Copy out the records in full, word for word, without pictures.

====================

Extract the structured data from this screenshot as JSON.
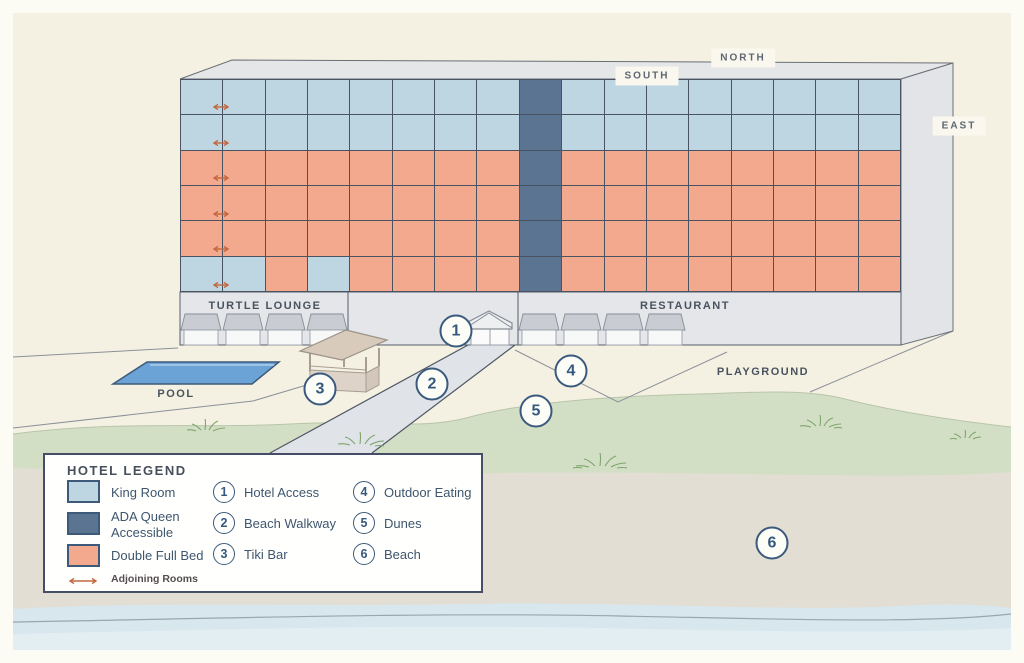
{
  "labels": {
    "north": "NORTH",
    "south": "SOUTH",
    "east": "EAST"
  },
  "building": {
    "lounge_label": "TURTLE LOUNGE",
    "restaurant_label": "RESTAURANT",
    "floors": [
      "KKKKKKKKAKKKKKKKK",
      "KKKKKKKKAKKKKKKKK",
      "DDDDDDDDADDDDDDDD",
      "DDDDDDDDADDDDDDDD",
      "DDDDDDDDADDDDDDDD",
      "KKDKDDDDADDDDDDDD"
    ],
    "room_types": {
      "K": {
        "name": "king-room",
        "color": "#bdd6e2"
      },
      "A": {
        "name": "ada-queen-accessible",
        "color": "#5b7491"
      },
      "D": {
        "name": "double-full-bed",
        "color": "#f3a98e"
      }
    }
  },
  "ground": {
    "pool_label": "POOL",
    "playground_label": "PLAYGROUND"
  },
  "legend": {
    "title": "HOTEL LEGEND",
    "swatches": [
      {
        "type": "K",
        "label": "King Room"
      },
      {
        "type": "A",
        "label": "ADA Queen Accessible"
      },
      {
        "type": "D",
        "label": "Double Full Bed"
      }
    ],
    "adjoining_label": "Adjoining Rooms",
    "numbered": [
      {
        "number": "1",
        "label": "Hotel Access"
      },
      {
        "number": "2",
        "label": "Beach Walkway"
      },
      {
        "number": "3",
        "label": "Tiki Bar"
      },
      {
        "number": "4",
        "label": "Outdoor Eating"
      },
      {
        "number": "5",
        "label": "Dunes"
      },
      {
        "number": "6",
        "label": "Beach"
      }
    ]
  },
  "colors": {
    "adjoining_arrow": "#c4663f",
    "marker_blue": "#3a5a7d",
    "pool_blue": "#6ba3d7",
    "dune_green": "#d3dfc5",
    "sand": "#e3ded3",
    "water": "#d8e7ee"
  }
}
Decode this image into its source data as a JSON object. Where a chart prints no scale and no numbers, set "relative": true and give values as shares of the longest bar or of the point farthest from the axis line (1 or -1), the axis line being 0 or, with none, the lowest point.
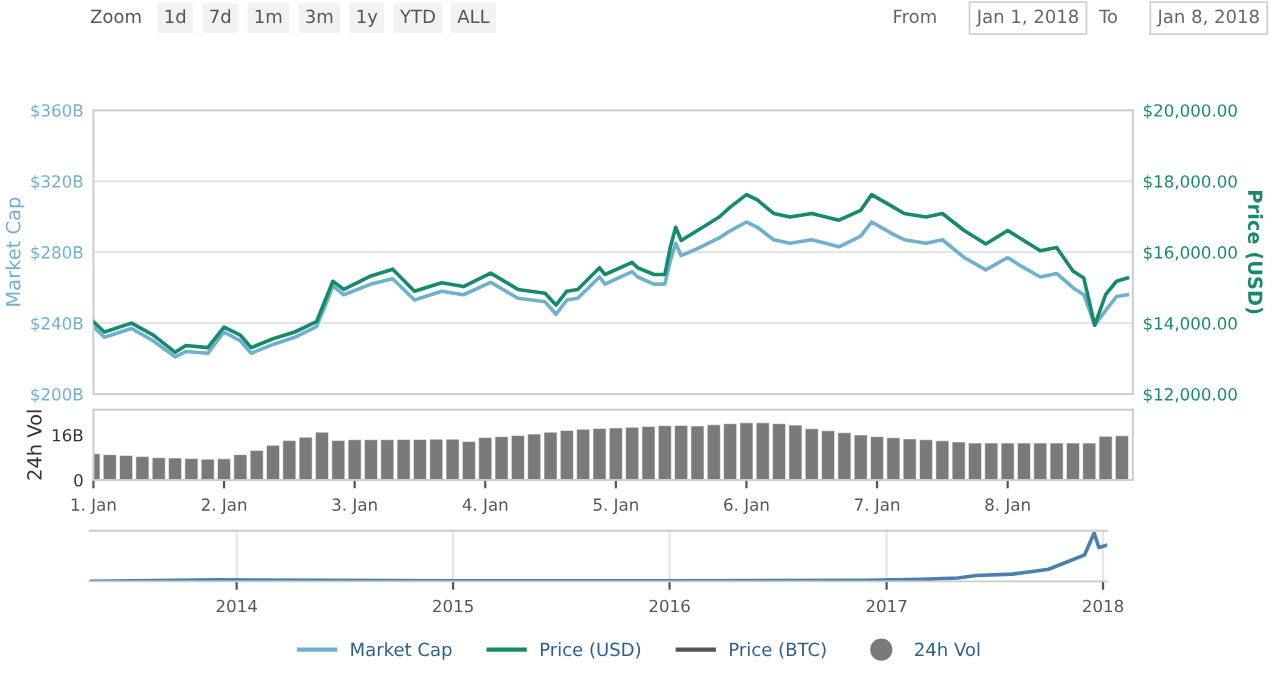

====================

RESPONSE FOR THIS EXERCISE:
Extract the structured data from this screenshot as JSON.
{
  "labels": {
    "north": "NORTH",
    "south": "SOUTH",
    "east": "EAST"
  },
  "building": {
    "lounge_label": "TURTLE LOUNGE",
    "restaurant_label": "RESTAURANT",
    "floors": [
      "KKKKKKKKAKKKKKKKK",
      "KKKKKKKKAKKKKKKKK",
      "DDDDDDDDADDDDDDDD",
      "DDDDDDDDADDDDDDDD",
      "DDDDDDDDADDDDDDDD",
      "KKDKDDDDADDDDDDDD"
    ],
    "room_types": {
      "K": {
        "name": "king-room",
        "color": "#bdd6e2"
      },
      "A": {
        "name": "ada-queen-accessible",
        "color": "#5b7491"
      },
      "D": {
        "name": "double-full-bed",
        "color": "#f3a98e"
      }
    }
  },
  "ground": {
    "pool_label": "POOL",
    "playground_label": "PLAYGROUND"
  },
  "legend": {
    "title": "HOTEL LEGEND",
    "swatches": [
      {
        "type": "K",
        "label": "King Room"
      },
      {
        "type": "A",
        "label": "ADA Queen Accessible"
      },
      {
        "type": "D",
        "label": "Double Full Bed"
      }
    ],
    "adjoining_label": "Adjoining Rooms",
    "numbered": [
      {
        "number": "1",
        "label": "Hotel Access"
      },
      {
        "number": "2",
        "label": "Beach Walkway"
      },
      {
        "number": "3",
        "label": "Tiki Bar"
      },
      {
        "number": "4",
        "label": "Outdoor Eating"
      },
      {
        "number": "5",
        "label": "Dunes"
      },
      {
        "number": "6",
        "label": "Beach"
      }
    ]
  },
  "colors": {
    "adjoining_arrow": "#c4663f",
    "marker_blue": "#3a5a7d",
    "pool_blue": "#6ba3d7",
    "dune_green": "#d3dfc5",
    "sand": "#e3ded3",
    "water": "#d8e7ee"
  }
}
Decode this image into its source data as a JSON object. Where a chart prints no scale and no numbers, set "relative": true and give values as shares of the longest bar or of the point farthest from the axis line (1 or -1), the axis line being 0 or, with none, the lowest point.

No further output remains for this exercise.